## [Selected excerpt]
------------------------------

“Why does a guy like me dream about making a western?”: Lisandro Alonso on Eureka
Argentinian director Lisandro Alonso fills us in on his three-part film Eureka, a spellbinding decolonised western that takes a formally unpredictable approach to the experiences of indigenous people in the Americas.
A black-and-white period western; a modern-day slice-of-life drama set on the Pine Ridge Indian Reservation; a dreamy extended coda that unfolds in the Brazilian jungle in the 1970s – Lisandro Alonso fuses multiple genres into a spellbinding whole in his latest film, Eureka. Having debuted in the Premiere section at last year’s Cannes Film Festival – the lengthy rendering process for the huge bird that briefly graces the film’s second half meant the movie was submitted too late for official competition – Eureka, which takes three distinct approaches to the experiences of indigenous people in the Americas, stands as one of the year’s most supremely confident, visually bewitching features. Its director fills us in on his first film since his international breakthrough, Jauja, ten years ago.
You’ve mentioned that you wanted to shoot a western because westerns are entertainment, and as such should be on screen. What else about the western genre appealed to you?
When I finished shooting Jauja, I kept thinking about those [Native Americans] that suddenly appear in some sequences. I asked myself why I hadn’t shot more on them, and said, “OK, for my next project, maybe I should go in that direction, with the indigenous people. Who in film represents them?” And I went straight to westerns. But then I realised that westerns don’t really represent them at all – how they walk, how they breathe, what projections they have in life, or how they live in the present day.
As a South American I was curious about it: why does a guy like me dream about making a western? Who put that idea in my mind as a filmmaker? This kind of cultural information, education, colonisation, whatever you want to call it. Why didn’t I want to make a film like, for example, Tsai Mingliang’s, or German Expressionism, or Italian neorealism?
There are a lot of people just walking from Central America, trying to get into the US. It takes them six months, a year. But if you show how the US treats its native people, you realise that there are huge problems for minorities. The main problem, in North, Central and South America, is the [discrepancy in life expectancy] between inside and outside the reservations. In Pine Ridge reservation, the average life is 50 years. If you move just 10 kilometres out, it’s 70 years. So that’s something to point out. I don’t want to be a political or social filmmaker, I don’t have any statements [to make], I’m not about that – but Pine Ridge was the only place I wanted to show something of how people lived.
Do you have any favourite westerns?
All my previous films are westerns. There are no horses in them, but the plot of most westerns [concerns] a man, usually, alone against his environment, and he has to move through violence in order to survive. My films feature a man with an axe, a man with a boat going through the jungle, a man trying to see if his mother is still alive – these are things that happen in westerns. There’s no love, there’s no comedy, there are no female characters, mostly, in my [earlier] films.
Of course I still enjoy westerns a lot, but after making Eureka [I realised] they really don’t represent anything. They were just made as entertainment, to make money. It’s not ethnographic work, mostly. Even if you go to my favourite western, The Searchers (1956) – I like John Ford, obviously, and the way he frames – I take it as super artificial. Sometimes I read criticism or essays that analyse those films’ [relationship to] the history of the US, but I don’t think [westerns are] about that. It’s just John Wayne trying to create some kind of lore of his own. Probably I’m wrong, because I’m not that [much of a] cinephile, but that’s the way I see it.

------------------------------

## [Required tasks]
a. Count the lines in the records below that contain the string "elements", and reply with that number alone.
b. Go on with the Lisandro Alonso interview about Eureka, picking up after its last sentence above.

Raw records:
------------------------------

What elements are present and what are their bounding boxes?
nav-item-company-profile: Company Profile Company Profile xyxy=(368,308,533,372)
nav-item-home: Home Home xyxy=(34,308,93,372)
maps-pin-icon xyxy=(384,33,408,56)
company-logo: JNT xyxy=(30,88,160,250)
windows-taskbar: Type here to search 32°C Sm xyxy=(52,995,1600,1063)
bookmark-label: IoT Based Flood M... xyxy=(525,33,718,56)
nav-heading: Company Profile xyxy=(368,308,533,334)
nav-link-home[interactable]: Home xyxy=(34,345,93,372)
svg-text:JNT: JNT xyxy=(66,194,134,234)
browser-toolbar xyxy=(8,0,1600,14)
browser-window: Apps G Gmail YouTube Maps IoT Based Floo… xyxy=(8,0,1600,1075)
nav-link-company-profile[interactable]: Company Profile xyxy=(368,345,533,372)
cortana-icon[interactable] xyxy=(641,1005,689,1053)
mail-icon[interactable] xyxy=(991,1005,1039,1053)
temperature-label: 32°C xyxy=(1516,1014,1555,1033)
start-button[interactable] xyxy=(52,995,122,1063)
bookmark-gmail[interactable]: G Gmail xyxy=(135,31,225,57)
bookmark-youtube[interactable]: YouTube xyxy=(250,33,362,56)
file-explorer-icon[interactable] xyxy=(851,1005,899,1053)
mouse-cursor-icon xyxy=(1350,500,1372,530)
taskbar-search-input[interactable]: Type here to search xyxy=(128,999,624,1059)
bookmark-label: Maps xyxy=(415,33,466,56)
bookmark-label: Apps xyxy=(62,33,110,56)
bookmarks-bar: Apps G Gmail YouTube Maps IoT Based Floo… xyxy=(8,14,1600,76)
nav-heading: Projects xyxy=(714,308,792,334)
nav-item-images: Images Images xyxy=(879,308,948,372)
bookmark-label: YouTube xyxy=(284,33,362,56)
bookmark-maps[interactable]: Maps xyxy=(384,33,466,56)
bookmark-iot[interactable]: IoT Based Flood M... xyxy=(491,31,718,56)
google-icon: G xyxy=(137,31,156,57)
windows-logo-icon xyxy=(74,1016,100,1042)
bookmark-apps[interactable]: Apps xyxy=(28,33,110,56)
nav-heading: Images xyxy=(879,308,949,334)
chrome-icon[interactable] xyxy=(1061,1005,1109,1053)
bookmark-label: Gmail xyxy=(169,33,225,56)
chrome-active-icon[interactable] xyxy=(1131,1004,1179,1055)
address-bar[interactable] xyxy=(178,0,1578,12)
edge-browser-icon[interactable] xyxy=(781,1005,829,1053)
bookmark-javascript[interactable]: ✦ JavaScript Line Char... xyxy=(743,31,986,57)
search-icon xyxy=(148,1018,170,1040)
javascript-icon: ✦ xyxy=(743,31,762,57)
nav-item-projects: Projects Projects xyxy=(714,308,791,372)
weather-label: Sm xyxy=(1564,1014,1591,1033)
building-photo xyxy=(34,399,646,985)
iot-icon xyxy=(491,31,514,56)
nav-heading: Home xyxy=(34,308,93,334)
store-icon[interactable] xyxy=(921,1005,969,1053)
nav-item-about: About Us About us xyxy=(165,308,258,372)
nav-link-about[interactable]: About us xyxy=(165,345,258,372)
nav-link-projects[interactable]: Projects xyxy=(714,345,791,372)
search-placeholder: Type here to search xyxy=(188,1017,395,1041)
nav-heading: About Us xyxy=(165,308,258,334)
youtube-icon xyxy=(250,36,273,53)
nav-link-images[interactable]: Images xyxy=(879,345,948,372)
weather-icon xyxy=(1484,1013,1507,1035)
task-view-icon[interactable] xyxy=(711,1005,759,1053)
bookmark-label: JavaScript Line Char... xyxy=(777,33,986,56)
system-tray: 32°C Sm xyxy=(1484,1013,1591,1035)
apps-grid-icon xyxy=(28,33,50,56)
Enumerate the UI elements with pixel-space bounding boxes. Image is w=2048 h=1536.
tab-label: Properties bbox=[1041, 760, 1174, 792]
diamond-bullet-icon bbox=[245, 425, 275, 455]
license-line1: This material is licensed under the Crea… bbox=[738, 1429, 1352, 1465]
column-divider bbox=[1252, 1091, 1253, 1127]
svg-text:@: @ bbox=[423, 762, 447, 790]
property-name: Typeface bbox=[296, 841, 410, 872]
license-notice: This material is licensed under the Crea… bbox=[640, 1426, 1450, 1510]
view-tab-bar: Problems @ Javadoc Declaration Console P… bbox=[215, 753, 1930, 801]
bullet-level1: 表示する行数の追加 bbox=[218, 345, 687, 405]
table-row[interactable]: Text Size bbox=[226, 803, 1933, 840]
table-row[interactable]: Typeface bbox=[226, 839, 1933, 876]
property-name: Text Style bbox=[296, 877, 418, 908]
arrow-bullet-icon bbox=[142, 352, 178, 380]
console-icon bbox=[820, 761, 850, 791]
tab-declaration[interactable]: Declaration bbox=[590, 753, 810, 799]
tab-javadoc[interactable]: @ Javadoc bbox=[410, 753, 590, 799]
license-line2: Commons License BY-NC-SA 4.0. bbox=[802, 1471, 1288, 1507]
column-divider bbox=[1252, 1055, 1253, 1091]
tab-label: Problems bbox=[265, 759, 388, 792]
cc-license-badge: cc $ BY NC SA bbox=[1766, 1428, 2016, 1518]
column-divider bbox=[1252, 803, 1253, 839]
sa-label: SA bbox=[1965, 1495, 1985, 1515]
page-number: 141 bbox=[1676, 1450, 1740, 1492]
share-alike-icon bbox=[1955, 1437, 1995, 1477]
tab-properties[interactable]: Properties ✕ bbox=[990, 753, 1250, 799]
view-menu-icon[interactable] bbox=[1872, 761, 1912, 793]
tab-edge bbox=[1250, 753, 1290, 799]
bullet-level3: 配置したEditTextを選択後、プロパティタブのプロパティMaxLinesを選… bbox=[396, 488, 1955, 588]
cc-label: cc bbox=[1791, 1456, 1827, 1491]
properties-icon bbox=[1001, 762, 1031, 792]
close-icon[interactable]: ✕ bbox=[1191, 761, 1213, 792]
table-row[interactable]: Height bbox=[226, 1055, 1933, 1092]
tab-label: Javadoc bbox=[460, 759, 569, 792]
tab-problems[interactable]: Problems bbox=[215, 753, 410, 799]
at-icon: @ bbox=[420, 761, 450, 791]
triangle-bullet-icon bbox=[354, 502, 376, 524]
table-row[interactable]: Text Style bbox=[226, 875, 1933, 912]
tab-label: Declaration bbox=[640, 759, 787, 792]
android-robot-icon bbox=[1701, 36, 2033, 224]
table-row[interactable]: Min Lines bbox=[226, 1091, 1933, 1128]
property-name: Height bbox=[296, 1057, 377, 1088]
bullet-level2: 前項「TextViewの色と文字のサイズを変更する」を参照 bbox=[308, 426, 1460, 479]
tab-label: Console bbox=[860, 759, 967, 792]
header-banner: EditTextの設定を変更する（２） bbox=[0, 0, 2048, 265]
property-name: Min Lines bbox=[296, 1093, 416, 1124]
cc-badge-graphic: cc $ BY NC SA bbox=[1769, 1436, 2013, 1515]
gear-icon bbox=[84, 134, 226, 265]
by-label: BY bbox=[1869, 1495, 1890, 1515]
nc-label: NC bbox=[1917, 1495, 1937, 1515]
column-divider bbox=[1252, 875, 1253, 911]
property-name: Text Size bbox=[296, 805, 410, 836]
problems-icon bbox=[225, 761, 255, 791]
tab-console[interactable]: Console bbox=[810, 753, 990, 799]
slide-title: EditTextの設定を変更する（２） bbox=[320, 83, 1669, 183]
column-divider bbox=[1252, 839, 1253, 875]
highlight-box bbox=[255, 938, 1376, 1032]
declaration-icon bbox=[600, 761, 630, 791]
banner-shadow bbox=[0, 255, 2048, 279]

------------------------------

## [Answers]
a. 2

b.
Your films Los Muertos (2004), Jauja (2014) and now the western segment of Eureka feature a man looking for his daughter. What about this theme appeals to you so much? It might have started subconsciously, but by now it is surely conscious.
I know. I don’t think it’s a kind of wink from me to the people who like my films, in order to make [Eureka] feel like part of the same film family, with the same kind of plot. But I really think the worst thing you can pass through is to not know where your kids are, or to just lose them. Sometimes in my films I ask questions that I obviously don’t know how to answer, but I would like to be prepared for my own future if that kind of thing happened to me… I think in my next film there’s not going to be a father looking for his daughter anymore. I’m tired of that.
I guess Eureka signals a move away from that, in the sense that the father’s search for his daughter is now in a film within a film. It’s no longer the main focus; you’re reducing it to a conscious construct.
Exactly. But I don’t think I have a lot of things [I want] to say through films…. I mean, I’m a huge fan of Aki Kaurismäki, and it’s always more or less the same kind of film, characters, friends, family. I love that, and if I want [something else, I will go to] another filmmaker… I love Aki being Aki. I love Pedro Costa being Pedro Costa, I love Apichatpong [Weerasethakul] being Apichatpong.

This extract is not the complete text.